- **What you will do**: Write out every record below exactly as it stands, leaving the pictures out.

- **Data records**:
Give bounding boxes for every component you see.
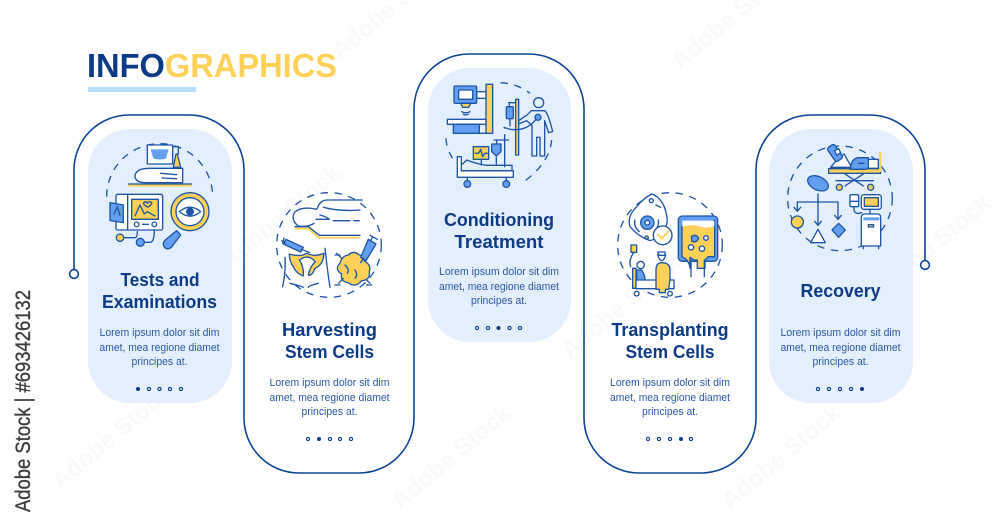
text: tests and examinations: amet, mea regione diamet [100, 342, 220, 354]
pagination dots 2 [306, 437, 353, 441]
text: harvesting stem cells: Stem Cells [285, 342, 374, 362]
panel backgrounds [88, 68, 913, 403]
text: recovery: amet, mea regione diamet [780, 342, 900, 354]
text: recovery: Recovery [800, 281, 880, 301]
text: Adobe Stock [387, 399, 517, 515]
pagination dots 1 [136, 387, 183, 391]
text: tests and examinations [100, 270, 220, 368]
text: transplanting stem cells: amet, mea regione diamet [610, 392, 730, 404]
text: transplanting stem cells: Lorem ipsum dolor sit dim [610, 377, 730, 389]
text: harvesting stem cells: Harvesting [282, 320, 377, 340]
text: Adobe Stock [217, 159, 347, 275]
text: conditioning treatment: principes at. [471, 295, 527, 307]
icon: conditioning treatment [446, 83, 553, 187]
end node [921, 261, 929, 269]
text: conditioning treatment: amet, mea regione diamet [439, 281, 559, 293]
text: harvesting stem cells [270, 320, 390, 418]
pagination dots 4 [646, 437, 693, 441]
text: Adobe Stock [867, 189, 997, 305]
text: tests and examinations: Tests and [120, 270, 200, 290]
text: tests and examinations: principes at. [132, 356, 188, 368]
text: conditioning treatment [439, 210, 559, 307]
text: Adobe Stock [557, 249, 687, 365]
text: transplanting stem cells: principes at. [642, 406, 698, 418]
text: tests and examinations: Lorem ipsum dolor sit dim [100, 327, 220, 339]
stock id vertical text: Adobe Stock | #693426132 [12, 290, 35, 512]
text: transplanting stem cells [610, 320, 730, 418]
text: Adobe Stock [47, 379, 177, 495]
text: harvesting stem cells: principes at. [302, 406, 358, 418]
text: conditioning treatment: Conditioning [444, 210, 554, 230]
start node [70, 270, 78, 278]
title: INFOGRAPHICS [87, 48, 337, 85]
text: Adobe Stock [717, 399, 847, 515]
connecting outline [74, 54, 925, 473]
pagination dots 3 [475, 326, 522, 330]
text: recovery: principes at. [812, 356, 868, 368]
text: harvesting stem cells: amet, mea regione diamet [270, 392, 390, 404]
text: recovery [780, 281, 900, 368]
text: harvesting stem cells: Lorem ipsum dolor sit dim [270, 377, 390, 389]
text: transplanting stem cells: Stem Cells [626, 342, 714, 362]
text: tests and examinations: Examinations [102, 292, 217, 312]
text: recovery: Lorem ipsum dolor sit dim [780, 327, 900, 339]
pagination dots 5 [816, 387, 864, 391]
text: conditioning treatment: Lorem ipsum dolor sit dim [439, 266, 559, 278]
icon: harvesting stem cells [277, 193, 381, 297]
text: conditioning treatment: Treatment [454, 232, 544, 252]
icon: transplanting stem cells [618, 193, 722, 297]
icon: recovery [788, 144, 892, 251]
icon: tests and examinations [107, 144, 213, 249]
text: transplanting stem cells: Transplanting [612, 320, 728, 340]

- **Exercise result**:
Give bounding boxes for every component you see.
text: tests and examinations: amet, mea regione diamet [100, 342, 220, 354]
pagination dots 2 [306, 437, 353, 441]
text: harvesting stem cells: Stem Cells [285, 342, 374, 362]
panel backgrounds [88, 68, 913, 403]
text: recovery: amet, mea regione diamet [780, 342, 900, 354]
text: recovery: Recovery [800, 281, 880, 301]
text: Adobe Stock [387, 399, 517, 515]
pagination dots 1 [136, 387, 183, 391]
text: tests and examinations [100, 270, 220, 368]
text: transplanting stem cells: amet, mea regione diamet [610, 392, 730, 404]
text: transplanting stem cells: Lorem ipsum dolor sit dim [610, 377, 730, 389]
text: harvesting stem cells: Harvesting [282, 320, 377, 340]
text: Adobe Stock [217, 159, 347, 275]
text: conditioning treatment: principes at. [471, 295, 527, 307]
icon: conditioning treatment [446, 83, 553, 187]
end node [921, 261, 929, 269]
text: conditioning treatment: amet, mea regione diamet [439, 281, 559, 293]
text: harvesting stem cells [270, 320, 390, 418]
pagination dots 4 [646, 437, 693, 441]
text: Adobe Stock [867, 189, 997, 305]
text: tests and examinations: Tests and [120, 270, 200, 290]
text: tests and examinations: principes at. [132, 356, 188, 368]
text: conditioning treatment [439, 210, 559, 307]
text: Adobe Stock [557, 249, 687, 365]
text: transplanting stem cells: principes at. [642, 406, 698, 418]
text: tests and examinations: Lorem ipsum dolor sit dim [100, 327, 220, 339]
stock id vertical text: Adobe Stock | #693426132 [12, 290, 35, 512]
text: transplanting stem cells [610, 320, 730, 418]
text: Adobe Stock [47, 379, 177, 495]
text: harvesting stem cells: principes at. [302, 406, 358, 418]
text: conditioning treatment: Conditioning [444, 210, 554, 230]
start node [70, 270, 78, 278]
title: INFOGRAPHICS [87, 48, 337, 85]
text: Adobe Stock [717, 399, 847, 515]
connecting outline [74, 54, 925, 473]
pagination dots 3 [475, 326, 522, 330]
text: recovery: principes at. [812, 356, 868, 368]
text: harvesting stem cells: amet, mea regione diamet [270, 392, 390, 404]
text: recovery [780, 281, 900, 368]
text: harvesting stem cells: Lorem ipsum dolor sit dim [270, 377, 390, 389]
text: transplanting stem cells: Stem Cells [626, 342, 714, 362]
text: tests and examinations: Examinations [102, 292, 217, 312]
text: recovery: Lorem ipsum dolor sit dim [780, 327, 900, 339]
pagination dots 5 [816, 387, 864, 391]
text: conditioning treatment: Lorem ipsum dolor sit dim [439, 266, 559, 278]
icon: harvesting stem cells [277, 193, 381, 297]
text: conditioning treatment: Treatment [454, 232, 544, 252]
icon: transplanting stem cells [618, 193, 722, 297]
icon: recovery [788, 144, 892, 251]
icon: tests and examinations [107, 144, 213, 249]
text: transplanting stem cells: Transplanting [612, 320, 728, 340]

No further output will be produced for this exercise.